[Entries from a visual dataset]
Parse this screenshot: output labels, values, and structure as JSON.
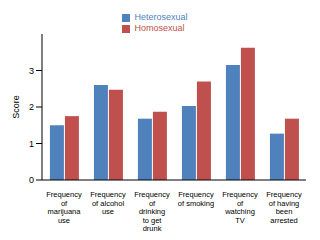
{
  "chart_data": {
    "type": "bar",
    "ylabel": "Score",
    "categories": [
      "Frequency of marijuana use",
      "Frequency of alcohol use",
      "Frequency of drinking to get drunk",
      "Frequency of smoking",
      "Frequency of watching TV",
      "Frequency of having been arrested"
    ],
    "series": [
      {
        "name": "Heterosexual",
        "color": "#4f81bd",
        "values": [
          1.5,
          2.6,
          1.68,
          2.03,
          3.15,
          1.27
        ]
      },
      {
        "name": "Homosexual",
        "color": "#c0504d",
        "values": [
          1.75,
          2.47,
          1.87,
          2.7,
          3.62,
          1.68
        ]
      }
    ],
    "ylim": [
      0,
      4
    ],
    "yticks": [
      0,
      1,
      2,
      3
    ],
    "legend": "top"
  }
}
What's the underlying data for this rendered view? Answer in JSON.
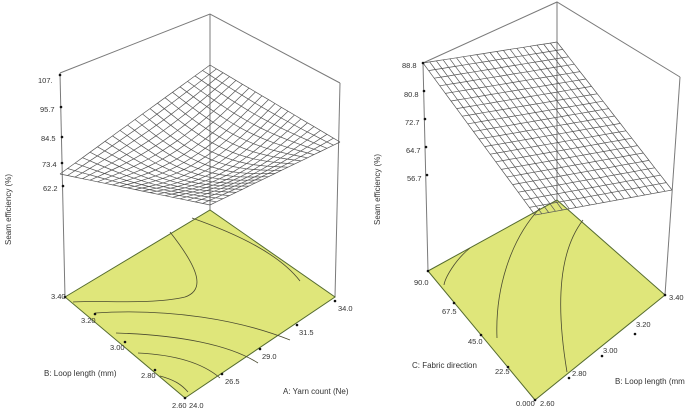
{
  "chart_data": [
    {
      "type": "surface3d",
      "title": "",
      "zlabel": "Seam efficiency (%)",
      "xlabel": "A: Yarn count (Ne)",
      "ylabel": "B: Loop length (mm)",
      "z_ticks": [
        "107.",
        "95.7",
        "84.5",
        "73.4",
        "62.2"
      ],
      "x_ticks": [
        "24.0",
        "26.5",
        "29.0",
        "31.5",
        "34.0"
      ],
      "y_ticks": [
        "2.60",
        "2.80",
        "3.00",
        "3.20",
        "3.40"
      ],
      "zlim": [
        62.2,
        107
      ],
      "surface_corners": {
        "A_low_B_high": 68,
        "A_high_B_high": 107,
        "A_high_B_low": 80,
        "A_low_B_low": 62
      },
      "floor_color": "#dfe67a",
      "contours_on_floor": true
    },
    {
      "type": "surface3d",
      "title": "",
      "zlabel": "Seam efficiency (%)",
      "xlabel": "B: Loop length (mm)",
      "ylabel": "C: Fabric direction",
      "z_ticks": [
        "88.8",
        "80.8",
        "72.7",
        "64.7",
        "56.7"
      ],
      "x_ticks": [
        "2.60",
        "2.80",
        "3.00",
        "3.20",
        "3.40"
      ],
      "y_ticks": [
        "0.000",
        "22.5",
        "45.0",
        "67.5",
        "90.0"
      ],
      "zlim": [
        56.7,
        88.8
      ],
      "surface_corners": {
        "B_low_C_high": 88.8,
        "B_high_C_high": 88.8,
        "B_high_C_low": 56,
        "B_low_C_low": 52
      },
      "floor_color": "#dfe67a",
      "contours_on_floor": true
    }
  ],
  "left": {
    "zlabel": "Seam efficiency (%)",
    "xlabel": "A: Yarn count (Ne)",
    "ylabel": "B: Loop length (mm)",
    "z_ticks": [
      "107.",
      "95.7",
      "84.5",
      "73.4",
      "62.2"
    ],
    "x_ticks": [
      "24.0",
      "26.5",
      "29.0",
      "31.5",
      "34.0"
    ],
    "y_ticks": [
      "2.60",
      "2.80",
      "3.00",
      "3.20",
      "3.40"
    ]
  },
  "right": {
    "zlabel": "Seam efficiency (%)",
    "xlabel": "B: Loop length (mm)",
    "ylabel": "C: Fabric direction",
    "z_ticks": [
      "88.8",
      "80.8",
      "72.7",
      "64.7",
      "56.7"
    ],
    "x_ticks": [
      "2.60",
      "2.80",
      "3.00",
      "3.20",
      "3.40"
    ],
    "y_ticks": [
      "0.000",
      "22.5",
      "45.0",
      "67.5",
      "90.0"
    ]
  }
}
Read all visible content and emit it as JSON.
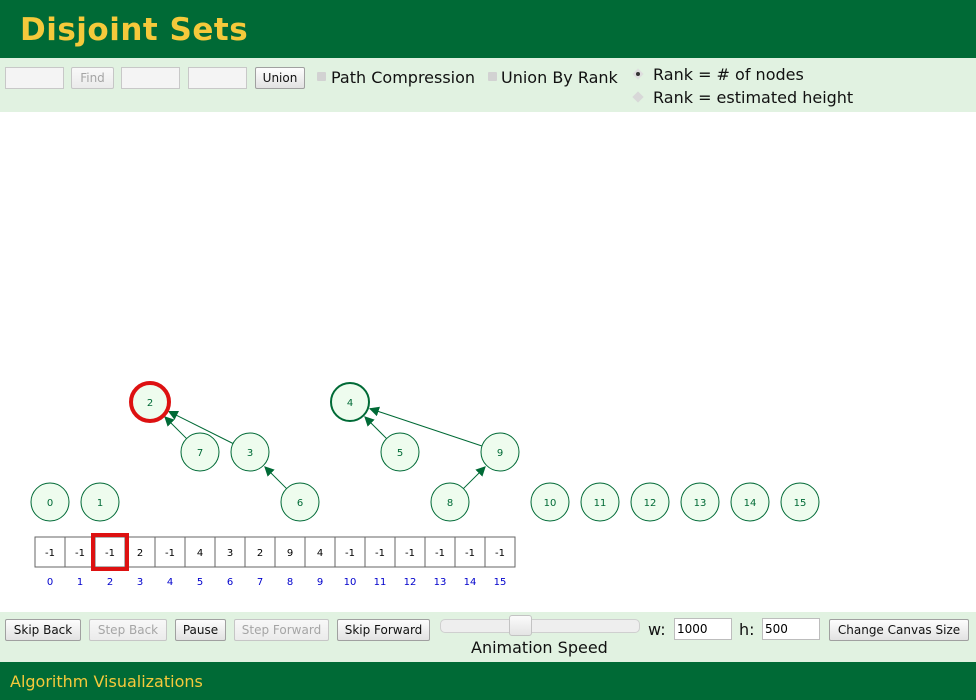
{
  "header": {
    "title": "Disjoint Sets"
  },
  "toolbar": {
    "find_input_value": "",
    "find_label": "Find",
    "union_input1_value": "",
    "union_input2_value": "",
    "union_label": "Union",
    "path_compression_label": "Path Compression",
    "path_compression_checked": false,
    "union_by_rank_label": "Union By Rank",
    "union_by_rank_checked": false,
    "rank_nodes_label": "Rank = # of nodes",
    "rank_nodes_selected": true,
    "rank_height_label": "Rank = estimated height",
    "rank_height_selected": false
  },
  "visualization": {
    "nodes": [
      {
        "id": 0,
        "label": "0"
      },
      {
        "id": 1,
        "label": "1"
      },
      {
        "id": 2,
        "label": "2",
        "root": true,
        "highlighted": true
      },
      {
        "id": 3,
        "label": "3",
        "parent": 2
      },
      {
        "id": 4,
        "label": "4",
        "root": true
      },
      {
        "id": 5,
        "label": "5",
        "parent": 4
      },
      {
        "id": 6,
        "label": "6",
        "parent": 3
      },
      {
        "id": 7,
        "label": "7",
        "parent": 2
      },
      {
        "id": 8,
        "label": "8",
        "parent": 9
      },
      {
        "id": 9,
        "label": "9",
        "parent": 4
      },
      {
        "id": 10,
        "label": "10"
      },
      {
        "id": 11,
        "label": "11"
      },
      {
        "id": 12,
        "label": "12"
      },
      {
        "id": 13,
        "label": "13"
      },
      {
        "id": 14,
        "label": "14"
      },
      {
        "id": 15,
        "label": "15"
      }
    ],
    "array_values": [
      "-1",
      "-1",
      "-1",
      "2",
      "-1",
      "4",
      "3",
      "2",
      "9",
      "4",
      "-1",
      "-1",
      "-1",
      "-1",
      "-1",
      "-1"
    ],
    "array_indices": [
      "0",
      "1",
      "2",
      "3",
      "4",
      "5",
      "6",
      "7",
      "8",
      "9",
      "10",
      "11",
      "12",
      "13",
      "14",
      "15"
    ],
    "highlighted_cell": 2
  },
  "controls": {
    "skip_back_label": "Skip Back",
    "step_back_label": "Step Back",
    "pause_label": "Pause",
    "step_forward_label": "Step Forward",
    "skip_forward_label": "Skip Forward",
    "animation_speed_label": "Animation Speed",
    "animation_speed_value": 0.4,
    "width_label": "w:",
    "width_value": "1000",
    "height_label": "h:",
    "height_value": "500",
    "change_canvas_label": "Change Canvas Size"
  },
  "footer": {
    "text": "Algorithm Visualizations"
  },
  "colors": {
    "header_bg": "#006a36",
    "title_color": "#f5c93b",
    "panel_bg": "#e1f2e1",
    "node_fill": "#eefcee",
    "node_stroke": "#006a36",
    "highlight": "#dd1111",
    "index_color": "#0000cc"
  }
}
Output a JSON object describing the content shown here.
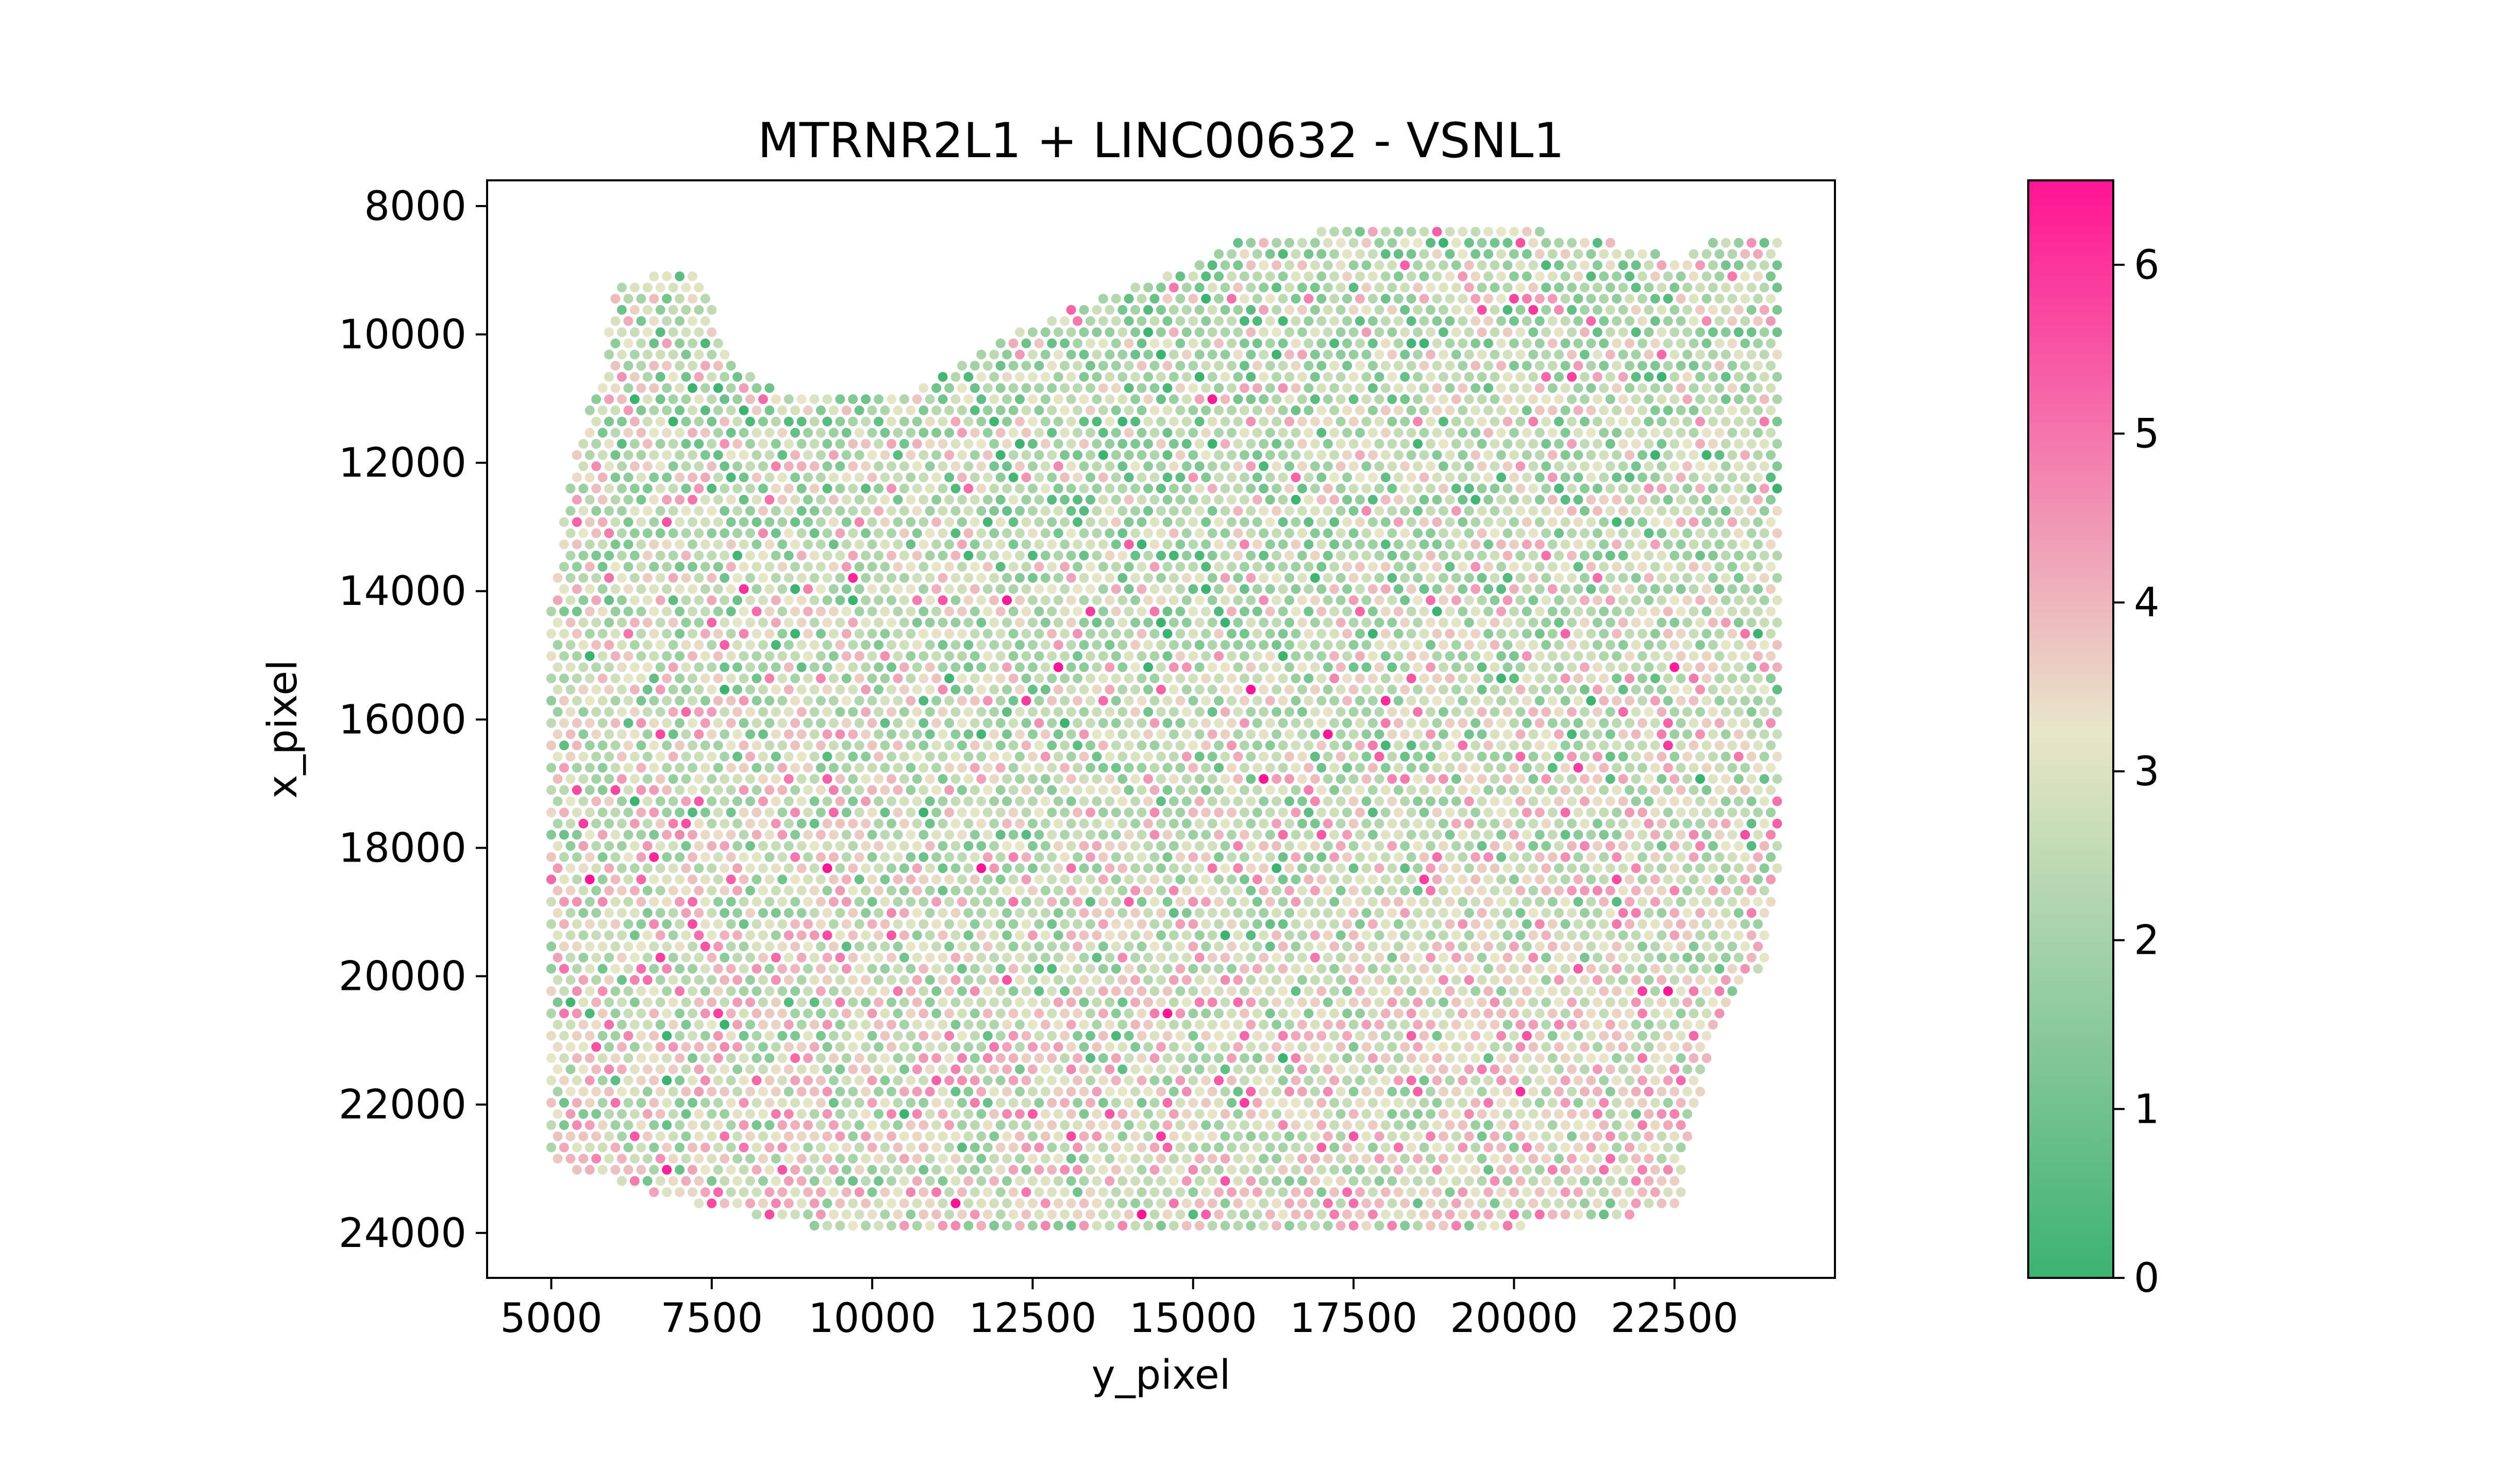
{
  "chart_data": {
    "type": "scatter",
    "title": "MTRNR2L1 + LINC00632 - VSNL1",
    "xlabel": "y_pixel",
    "ylabel": "x_pixel",
    "xlim": [
      4000,
      25000
    ],
    "ylim": [
      24700,
      7600
    ],
    "y_inverted": true,
    "xticks": [
      5000,
      7500,
      10000,
      12500,
      15000,
      17500,
      20000,
      22500
    ],
    "xtick_labels": [
      "5000",
      "7500",
      "10000",
      "12500",
      "15000",
      "17500",
      "20000",
      "22500"
    ],
    "yticks": [
      8000,
      10000,
      12000,
      14000,
      16000,
      18000,
      20000,
      22000,
      24000
    ],
    "ytick_labels": [
      "8000",
      "10000",
      "12000",
      "14000",
      "16000",
      "18000",
      "20000",
      "22000",
      "24000"
    ],
    "grid": false,
    "colorbar": {
      "min": 0,
      "max": 6.5,
      "ticks": [
        0,
        1,
        2,
        3,
        4,
        5,
        6
      ],
      "tick_labels": [
        "0",
        "1",
        "2",
        "3",
        "4",
        "5",
        "6"
      ],
      "colors": [
        "#3cb371",
        "#e8e6c9",
        "#ff1493"
      ]
    },
    "tissue_spots": {
      "spacing_x": 200,
      "spacing_y": 174,
      "x_range": [
        5000,
        24100
      ],
      "y_range": [
        8400,
        23900
      ],
      "boundary_top": [
        [
          5000,
          14300
        ],
        [
          5300,
          12100
        ],
        [
          5800,
          10500
        ],
        [
          6000,
          9300
        ],
        [
          6600,
          9050
        ],
        [
          7300,
          9100
        ],
        [
          7700,
          10100
        ],
        [
          8200,
          10800
        ],
        [
          9000,
          10900
        ],
        [
          9600,
          11000
        ],
        [
          10200,
          11000
        ],
        [
          11000,
          10700
        ],
        [
          12000,
          10100
        ],
        [
          13000,
          9600
        ],
        [
          14000,
          9300
        ],
        [
          15000,
          8900
        ],
        [
          15700,
          8550
        ],
        [
          17000,
          8400
        ],
        [
          18500,
          8350
        ],
        [
          20000,
          8350
        ],
        [
          21000,
          8450
        ],
        [
          22000,
          8650
        ],
        [
          22600,
          8800
        ],
        [
          23000,
          8500
        ],
        [
          24100,
          8550
        ]
      ],
      "boundary_bottom": [
        [
          5000,
          22900
        ],
        [
          6000,
          23200
        ],
        [
          7000,
          23500
        ],
        [
          8000,
          23700
        ],
        [
          9000,
          23900
        ],
        [
          10000,
          23950
        ],
        [
          12000,
          23950
        ],
        [
          14000,
          23950
        ],
        [
          16000,
          23950
        ],
        [
          18000,
          23950
        ],
        [
          20000,
          23900
        ],
        [
          21000,
          23800
        ],
        [
          22000,
          23700
        ],
        [
          22600,
          23600
        ],
        [
          22700,
          22700
        ],
        [
          23200,
          20600
        ],
        [
          23900,
          19800
        ],
        [
          24100,
          18500
        ]
      ],
      "value_mean": 2.9,
      "value_range": [
        0,
        6.5
      ]
    }
  }
}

§ What to produce: Go through the records and pull out each line that includes the word "name".

§ Exercise output:
        "name": "Heterosexual",
        "name": "Homosexual",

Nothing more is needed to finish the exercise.